** BEGIN **
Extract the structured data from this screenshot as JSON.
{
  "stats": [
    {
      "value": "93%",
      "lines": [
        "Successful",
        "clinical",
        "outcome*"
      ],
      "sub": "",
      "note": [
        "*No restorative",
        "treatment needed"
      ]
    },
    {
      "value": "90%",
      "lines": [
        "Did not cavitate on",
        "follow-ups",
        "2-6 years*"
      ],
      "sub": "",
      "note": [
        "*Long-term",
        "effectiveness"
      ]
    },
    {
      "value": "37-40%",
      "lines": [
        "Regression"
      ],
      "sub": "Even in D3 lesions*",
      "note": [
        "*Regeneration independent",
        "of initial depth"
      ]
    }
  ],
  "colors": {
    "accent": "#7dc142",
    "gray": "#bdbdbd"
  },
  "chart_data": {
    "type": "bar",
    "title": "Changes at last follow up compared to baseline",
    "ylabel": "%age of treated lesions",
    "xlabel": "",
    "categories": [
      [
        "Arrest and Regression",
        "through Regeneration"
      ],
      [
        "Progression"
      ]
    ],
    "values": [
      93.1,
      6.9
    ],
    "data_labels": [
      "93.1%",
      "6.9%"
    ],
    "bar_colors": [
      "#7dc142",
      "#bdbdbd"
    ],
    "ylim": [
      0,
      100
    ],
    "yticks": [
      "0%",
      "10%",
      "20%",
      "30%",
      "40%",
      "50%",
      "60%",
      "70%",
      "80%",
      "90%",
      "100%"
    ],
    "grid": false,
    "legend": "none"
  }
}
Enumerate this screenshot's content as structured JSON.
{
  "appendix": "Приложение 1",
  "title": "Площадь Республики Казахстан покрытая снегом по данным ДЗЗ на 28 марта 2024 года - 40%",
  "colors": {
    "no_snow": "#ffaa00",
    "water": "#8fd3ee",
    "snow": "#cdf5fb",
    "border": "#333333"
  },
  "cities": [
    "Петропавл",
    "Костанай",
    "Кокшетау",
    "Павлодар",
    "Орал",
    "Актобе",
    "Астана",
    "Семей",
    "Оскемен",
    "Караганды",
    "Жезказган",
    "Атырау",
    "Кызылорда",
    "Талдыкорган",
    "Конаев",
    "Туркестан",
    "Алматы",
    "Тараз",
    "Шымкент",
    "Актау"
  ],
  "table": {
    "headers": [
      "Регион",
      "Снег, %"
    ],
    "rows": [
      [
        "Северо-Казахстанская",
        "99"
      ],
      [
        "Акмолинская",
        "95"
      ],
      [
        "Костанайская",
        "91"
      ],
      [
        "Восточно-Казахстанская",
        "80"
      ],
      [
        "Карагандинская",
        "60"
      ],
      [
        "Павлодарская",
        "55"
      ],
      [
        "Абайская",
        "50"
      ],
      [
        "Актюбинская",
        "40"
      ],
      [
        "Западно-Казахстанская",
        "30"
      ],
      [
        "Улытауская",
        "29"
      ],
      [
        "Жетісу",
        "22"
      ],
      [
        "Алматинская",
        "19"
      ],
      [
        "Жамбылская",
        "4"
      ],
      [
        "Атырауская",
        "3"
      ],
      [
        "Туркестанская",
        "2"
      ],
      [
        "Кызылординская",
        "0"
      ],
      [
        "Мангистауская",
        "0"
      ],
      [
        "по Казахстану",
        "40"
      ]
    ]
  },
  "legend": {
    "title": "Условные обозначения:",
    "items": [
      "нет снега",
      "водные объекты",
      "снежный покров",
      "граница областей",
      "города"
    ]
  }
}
** END **
Leave out every line before the one containing "Enumerate this screenshot's"; set down that line and all remaining lines of the material exactly.

REPLY TO THE TASK:
Enumerate this screenshot's content as structured JSON.
{
  "appendix": "Приложение 1",
  "title": "Площадь Республики Казахстан покрытая снегом по данным ДЗЗ на 28 марта 2024 года - 40%",
  "colors": {
    "no_snow": "#ffaa00",
    "water": "#8fd3ee",
    "snow": "#cdf5fb",
    "border": "#333333"
  },
  "cities": [
    "Петропавл",
    "Костанай",
    "Кокшетау",
    "Павлодар",
    "Орал",
    "Актобе",
    "Астана",
    "Семей",
    "Оскемен",
    "Караганды",
    "Жезказган",
    "Атырау",
    "Кызылорда",
    "Талдыкорган",
    "Конаев",
    "Туркестан",
    "Алматы",
    "Тараз",
    "Шымкент",
    "Актау"
  ],
  "table": {
    "headers": [
      "Регион",
      "Снег, %"
    ],
    "rows": [
      [
        "Северо-Казахстанская",
        "99"
      ],
      [
        "Акмолинская",
        "95"
      ],
      [
        "Костанайская",
        "91"
      ],
      [
        "Восточно-Казахстанская",
        "80"
      ],
      [
        "Карагандинская",
        "60"
      ],
      [
        "Павлодарская",
        "55"
      ],
      [
        "Абайская",
        "50"
      ],
      [
        "Актюбинская",
        "40"
      ],
      [
        "Западно-Казахстанская",
        "30"
      ],
      [
        "Улытауская",
        "29"
      ],
      [
        "Жетісу",
        "22"
      ],
      [
        "Алматинская",
        "19"
      ],
      [
        "Жамбылская",
        "4"
      ],
      [
        "Атырауская",
        "3"
      ],
      [
        "Туркестанская",
        "2"
      ],
      [
        "Кызылординская",
        "0"
      ],
      [
        "Мангистауская",
        "0"
      ],
      [
        "по Казахстану",
        "40"
      ]
    ]
  },
  "legend": {
    "title": "Условные обозначения:",
    "items": [
      "нет снега",
      "водные объекты",
      "снежный покров",
      "граница областей",
      "города"
    ]
  }
}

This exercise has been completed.